▸ REQUIREMENT: Scan the listing below and copy every line holding "спектрального".

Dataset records
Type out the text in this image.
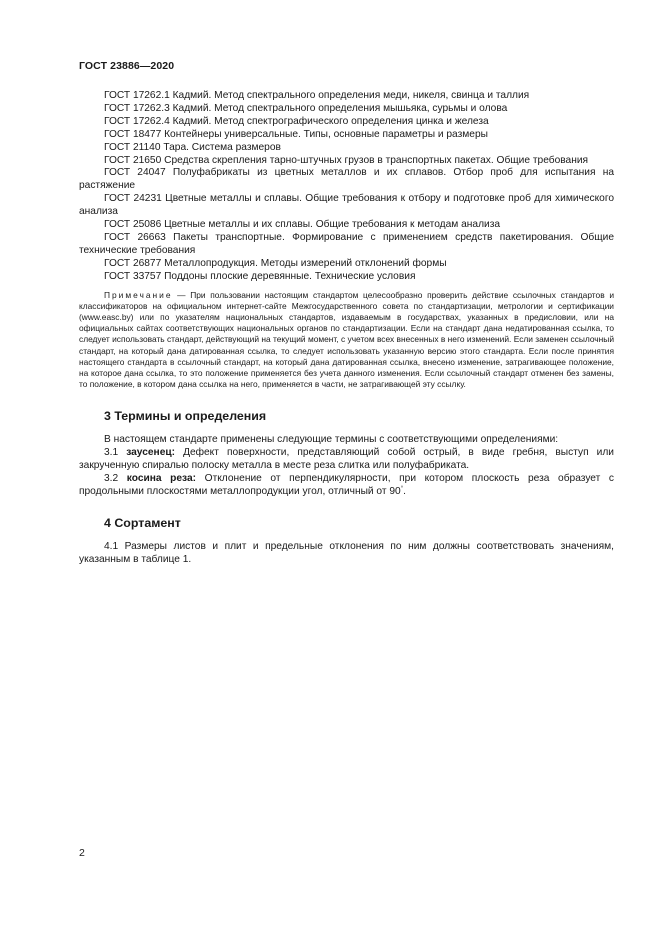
ГОСТ 23886—2020
ГОСТ 17262.1 Кадмий. Метод спектрального определения меди, никеля, свинца и таллия
ГОСТ 17262.3 Кадмий. Метод спектрального определения мышьяка, сурьмы и олова
ГОСТ 17262.4 Кадмий. Метод спектрографического определения цинка и железа
ГОСТ 18477 Контейнеры универсальные. Типы, основные параметры и размеры
ГОСТ 21140 Тара. Система размеров
ГОСТ 21650 Средства скрепления тарно-штучных грузов в транспортных пакетах. Общие требования
ГОСТ 24047 Полуфабрикаты из цветных металлов и их сплавов. Отбор проб для испытания на растяжение
ГОСТ 24231 Цветные металлы и сплавы. Общие требования к отбору и подготовке проб для химического анализа
ГОСТ 25086 Цветные металлы и их сплавы. Общие требования к методам анализа
ГОСТ 26663 Пакеты транспортные. Формирование с применением средств пакетирования. Общие технические требования
ГОСТ 26877 Металлопродукция. Методы измерений отклонений формы
ГОСТ 33757 Поддоны плоские деревянные. Технические условия
Примечание — При пользовании настоящим стандартом целесообразно проверить действие ссылочных стандартов и классификаторов на официальном интернет-сайте Межгосударственного совета по стандартизации, метрологии и сертификации (www.easc.by) или по указателям национальных стандартов, издаваемым в государствах, указанных в предисловии, или на официальных сайтах соответствующих национальных органов по стандартизации. Если на стандарт дана недатированная ссылка, то следует использовать стандарт, действующий на текущий момент, с учетом всех внесенных в него изменений. Если заменен ссылочный стандарт, на который дана датированная ссылка, то следует использовать указанную версию этого стандарта. Если после принятия настоящего стандарта в ссылочный стандарт, на который дана датированная ссылка, внесено изменение, затрагивающее положение, на которое дана ссылка, то это положение применяется без учета данного изменения. Если ссылочный стандарт отменен без замены, то положение, в котором дана ссылка на него, применяется в части, не затрагивающей эту ссылку.
3 Термины и определения
В настоящем стандарте применены следующие термины с соответствующими определениями:
3.1 заусенец: Дефект поверхности, представляющий собой острый, в виде гребня, выступ или закрученную спиралью полоску металла в месте реза слитка или полуфабриката.
3.2 косина реза: Отклонение от перпендикулярности, при котором плоскость реза образует с продольными плоскостями металлопродукции угол, отличный от 90°.
4 Сортамент
4.1 Размеры листов и плит и предельные отклонения по ним должны соответствовать значениям, указанным в таблице 1.
2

▸ RESPONSE TO THE EXERCISE:
ГОСТ 17262.1 Кадмий. Метод спектрального определения меди, никеля, свинца и таллия
ГОСТ 17262.3 Кадмий. Метод спектрального определения мышьяка, сурьмы и олова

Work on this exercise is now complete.